▶ [PROBLEM]: Word for word, repeat the entries, minus the pictures.

Recorded data
· · ·
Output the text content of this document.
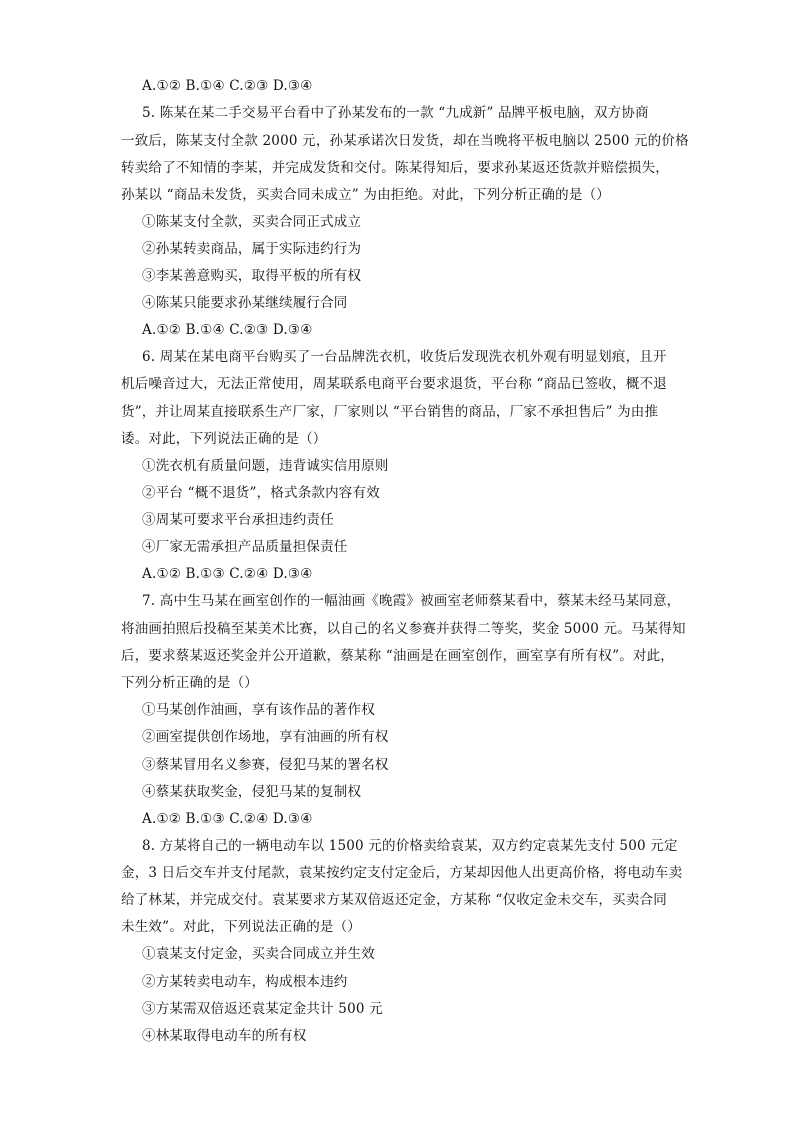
A.①② B.①④ C.②③ D.③④
5. 陈某在某二手交易平台看中了孙某发布的一款 “九成新” 品牌平板电脑，双方协商
一致后，陈某支付全款 2000 元，孙某承诺次日发货，却在当晚将平板电脑以 2500 元的价格
转卖给了不知情的李某，并完成发货和交付。陈某得知后，要求孙某返还货款并赔偿损失，
孙某以 “商品未发货，买卖合同未成立” 为由拒绝。对此，下列分析正确的是（）
①陈某支付全款，买卖合同正式成立
②孙某转卖商品，属于实际违约行为
③李某善意购买，取得平板的所有权
④陈某只能要求孙某继续履行合同
A.①② B.①④ C.②③ D.③④
6. 周某在某电商平台购买了一台品牌洗衣机，收货后发现洗衣机外观有明显划痕，且开
机后噪音过大，无法正常使用，周某联系电商平台要求退货，平台称 “商品已签收，概不退
货”，并让周某直接联系生产厂家，厂家则以 “平台销售的商品，厂家不承担售后” 为由推
诿。对此，下列说法正确的是（）
①洗衣机有质量问题，违背诚实信用原则
②平台 “概不退货”，格式条款内容有效
③周某可要求平台承担违约责任
④厂家无需承担产品质量担保责任
A.①② B.①③ C.②④ D.③④
7. 高中生马某在画室创作的一幅油画《晚霞》被画室老师蔡某看中，蔡某未经马某同意，
将油画拍照后投稿至某美术比赛，以自己的名义参赛并获得二等奖，奖金 5000 元。马某得知
后，要求蔡某返还奖金并公开道歉，蔡某称 “油画是在画室创作，画室享有所有权”。对此，
下列分析正确的是（）
①马某创作油画，享有该作品的著作权
②画室提供创作场地，享有油画的所有权
③蔡某冒用名义参赛，侵犯马某的署名权
④蔡某获取奖金，侵犯马某的复制权
A.①② B.①③ C.②④ D.③④
8. 方某将自己的一辆电动车以 1500 元的价格卖给袁某，双方约定袁某先支付 500 元定
金，3 日后交车并支付尾款，袁某按约定支付定金后，方某却因他人出更高价格，将电动车卖
给了林某，并完成交付。袁某要求方某双倍返还定金，方某称 “仅收定金未交车，买卖合同
未生效”。对此，下列说法正确的是（）
①袁某支付定金，买卖合同成立并生效
②方某转卖电动车，构成根本违约
③方某需双倍返还袁某定金共计 500 元
④林某取得电动车的所有权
· · ·
▶ [EXERCISE OUTPUT]:
Output the text content of this document.
A.①② B.①④ C.②③ D.③④
5. 陈某在某二手交易平台看中了孙某发布的一款 “九成新” 品牌平板电脑，双方协商
一致后，陈某支付全款 2000 元，孙某承诺次日发货，却在当晚将平板电脑以 2500 元的价格
转卖给了不知情的李某，并完成发货和交付。陈某得知后，要求孙某返还货款并赔偿损失，
孙某以 “商品未发货，买卖合同未成立” 为由拒绝。对此，下列分析正确的是（）
①陈某支付全款，买卖合同正式成立
②孙某转卖商品，属于实际违约行为
③李某善意购买，取得平板的所有权
④陈某只能要求孙某继续履行合同
A.①② B.①④ C.②③ D.③④
6. 周某在某电商平台购买了一台品牌洗衣机，收货后发现洗衣机外观有明显划痕，且开
机后噪音过大，无法正常使用，周某联系电商平台要求退货，平台称 “商品已签收，概不退
货”，并让周某直接联系生产厂家，厂家则以 “平台销售的商品，厂家不承担售后” 为由推
诿。对此，下列说法正确的是（）
①洗衣机有质量问题，违背诚实信用原则
②平台 “概不退货”，格式条款内容有效
③周某可要求平台承担违约责任
④厂家无需承担产品质量担保责任
A.①② B.①③ C.②④ D.③④
7. 高中生马某在画室创作的一幅油画《晚霞》被画室老师蔡某看中，蔡某未经马某同意，
将油画拍照后投稿至某美术比赛，以自己的名义参赛并获得二等奖，奖金 5000 元。马某得知
后，要求蔡某返还奖金并公开道歉，蔡某称 “油画是在画室创作，画室享有所有权”。对此，
下列分析正确的是（）
①马某创作油画，享有该作品的著作权
②画室提供创作场地，享有油画的所有权
③蔡某冒用名义参赛，侵犯马某的署名权
④蔡某获取奖金，侵犯马某的复制权
A.①② B.①③ C.②④ D.③④
8. 方某将自己的一辆电动车以 1500 元的价格卖给袁某，双方约定袁某先支付 500 元定
金，3 日后交车并支付尾款，袁某按约定支付定金后，方某却因他人出更高价格，将电动车卖
给了林某，并完成交付。袁某要求方某双倍返还定金，方某称 “仅收定金未交车，买卖合同
未生效”。对此，下列说法正确的是（）
①袁某支付定金，买卖合同成立并生效
②方某转卖电动车，构成根本违约
③方某需双倍返还袁某定金共计 500 元
④林某取得电动车的所有权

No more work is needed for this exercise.